→ **WRITTEN REQUEST**: Nothing should be left out: output all of the entries exactly.

START SUPPLIED DATA

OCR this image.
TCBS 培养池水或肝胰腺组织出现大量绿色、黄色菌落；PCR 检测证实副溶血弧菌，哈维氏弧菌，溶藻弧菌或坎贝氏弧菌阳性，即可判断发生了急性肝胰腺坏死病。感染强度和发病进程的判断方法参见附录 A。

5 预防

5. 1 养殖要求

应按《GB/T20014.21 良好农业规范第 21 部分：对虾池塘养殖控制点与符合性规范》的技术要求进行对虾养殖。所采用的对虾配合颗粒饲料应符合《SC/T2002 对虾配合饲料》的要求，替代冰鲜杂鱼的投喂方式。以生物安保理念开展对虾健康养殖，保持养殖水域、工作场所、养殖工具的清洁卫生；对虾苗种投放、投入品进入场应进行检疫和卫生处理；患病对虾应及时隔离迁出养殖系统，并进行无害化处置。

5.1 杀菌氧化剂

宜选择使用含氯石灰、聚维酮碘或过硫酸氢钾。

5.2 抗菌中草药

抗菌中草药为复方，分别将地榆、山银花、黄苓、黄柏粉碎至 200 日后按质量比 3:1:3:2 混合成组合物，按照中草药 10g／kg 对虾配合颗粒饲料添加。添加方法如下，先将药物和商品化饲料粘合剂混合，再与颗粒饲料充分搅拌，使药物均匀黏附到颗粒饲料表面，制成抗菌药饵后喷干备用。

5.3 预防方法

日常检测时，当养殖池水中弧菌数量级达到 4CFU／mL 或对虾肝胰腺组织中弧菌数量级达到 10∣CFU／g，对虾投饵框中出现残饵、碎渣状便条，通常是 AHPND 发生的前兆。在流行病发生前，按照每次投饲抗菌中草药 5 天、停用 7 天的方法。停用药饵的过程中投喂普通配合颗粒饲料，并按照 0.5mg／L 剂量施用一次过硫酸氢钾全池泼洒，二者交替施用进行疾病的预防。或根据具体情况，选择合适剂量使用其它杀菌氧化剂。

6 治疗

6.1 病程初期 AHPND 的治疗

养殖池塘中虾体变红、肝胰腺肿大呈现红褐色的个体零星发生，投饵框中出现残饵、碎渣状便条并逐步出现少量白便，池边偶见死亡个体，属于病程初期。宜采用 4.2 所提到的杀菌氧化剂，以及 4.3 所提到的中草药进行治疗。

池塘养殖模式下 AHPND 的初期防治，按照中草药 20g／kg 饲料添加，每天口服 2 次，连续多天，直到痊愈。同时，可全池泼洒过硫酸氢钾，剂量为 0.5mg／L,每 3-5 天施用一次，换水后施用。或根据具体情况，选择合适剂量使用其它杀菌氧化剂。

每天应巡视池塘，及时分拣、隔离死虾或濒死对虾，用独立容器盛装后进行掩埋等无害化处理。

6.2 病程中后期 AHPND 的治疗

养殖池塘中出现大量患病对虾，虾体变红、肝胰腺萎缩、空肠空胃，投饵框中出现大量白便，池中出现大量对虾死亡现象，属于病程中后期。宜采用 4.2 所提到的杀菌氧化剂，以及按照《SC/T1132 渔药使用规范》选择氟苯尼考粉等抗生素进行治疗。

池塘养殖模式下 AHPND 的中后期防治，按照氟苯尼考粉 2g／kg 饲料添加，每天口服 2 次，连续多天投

END SUPPLIED DATA

→ **RESPONSE FOR THIS EXERCISE**:
OCR this image.
TCBS 培养池水或肝胰腺组织出现大量绿色、黄色菌落；PCR 检测证实副溶血弧菌，哈维氏弧菌，溶藻弧菌或坎贝氏弧菌阳性，即可判断发生了急性肝胰腺坏死病。感染强度和发病进程的判断方法参见附录 A。

5 预防

5. 1 养殖要求

应按《GB/T20014.21 良好农业规范第 21 部分：对虾池塘养殖控制点与符合性规范》的技术要求进行对虾养殖。所采用的对虾配合颗粒饲料应符合《SC/T2002 对虾配合饲料》的要求，替代冰鲜杂鱼的投喂方式。以生物安保理念开展对虾健康养殖，保持养殖水域、工作场所、养殖工具的清洁卫生；对虾苗种投放、投入品进入场应进行检疫和卫生处理；患病对虾应及时隔离迁出养殖系统，并进行无害化处置。

5.1 杀菌氧化剂

宜选择使用含氯石灰、聚维酮碘或过硫酸氢钾。

5.2 抗菌中草药

抗菌中草药为复方，分别将地榆、山银花、黄苓、黄柏粉碎至 200 日后按质量比 3:1:3:2 混合成组合物，按照中草药 10g／kg 对虾配合颗粒饲料添加。添加方法如下，先将药物和商品化饲料粘合剂混合，再与颗粒饲料充分搅拌，使药物均匀黏附到颗粒饲料表面，制成抗菌药饵后喷干备用。

5.3 预防方法

日常检测时，当养殖池水中弧菌数量级达到 4CFU／mL 或对虾肝胰腺组织中弧菌数量级达到 10∣CFU／g，对虾投饵框中出现残饵、碎渣状便条，通常是 AHPND 发生的前兆。在流行病发生前，按照每次投饲抗菌中草药 5 天、停用 7 天的方法。停用药饵的过程中投喂普通配合颗粒饲料，并按照 0.5mg／L 剂量施用一次过硫酸氢钾全池泼洒，二者交替施用进行疾病的预防。或根据具体情况，选择合适剂量使用其它杀菌氧化剂。

6 治疗

6.1 病程初期 AHPND 的治疗

养殖池塘中虾体变红、肝胰腺肿大呈现红褐色的个体零星发生，投饵框中出现残饵、碎渣状便条并逐步出现少量白便，池边偶见死亡个体，属于病程初期。宜采用 4.2 所提到的杀菌氧化剂，以及 4.3 所提到的中草药进行治疗。

池塘养殖模式下 AHPND 的初期防治，按照中草药 20g／kg 饲料添加，每天口服 2 次，连续多天，直到痊愈。同时，可全池泼洒过硫酸氢钾，剂量为 0.5mg／L,每 3-5 天施用一次，换水后施用。或根据具体情况，选择合适剂量使用其它杀菌氧化剂。

每天应巡视池塘，及时分拣、隔离死虾或濒死对虾，用独立容器盛装后进行掩埋等无害化处理。

6.2 病程中后期 AHPND 的治疗

养殖池塘中出现大量患病对虾，虾体变红、肝胰腺萎缩、空肠空胃，投饵框中出现大量白便，池中出现大量对虾死亡现象，属于病程中后期。宜采用 4.2 所提到的杀菌氧化剂，以及按照《SC/T1132 渔药使用规范》选择氟苯尼考粉等抗生素进行治疗。

池塘养殖模式下 AHPND 的中后期防治，按照氟苯尼考粉 2g／kg 饲料添加，每天口服 2 次，连续多天投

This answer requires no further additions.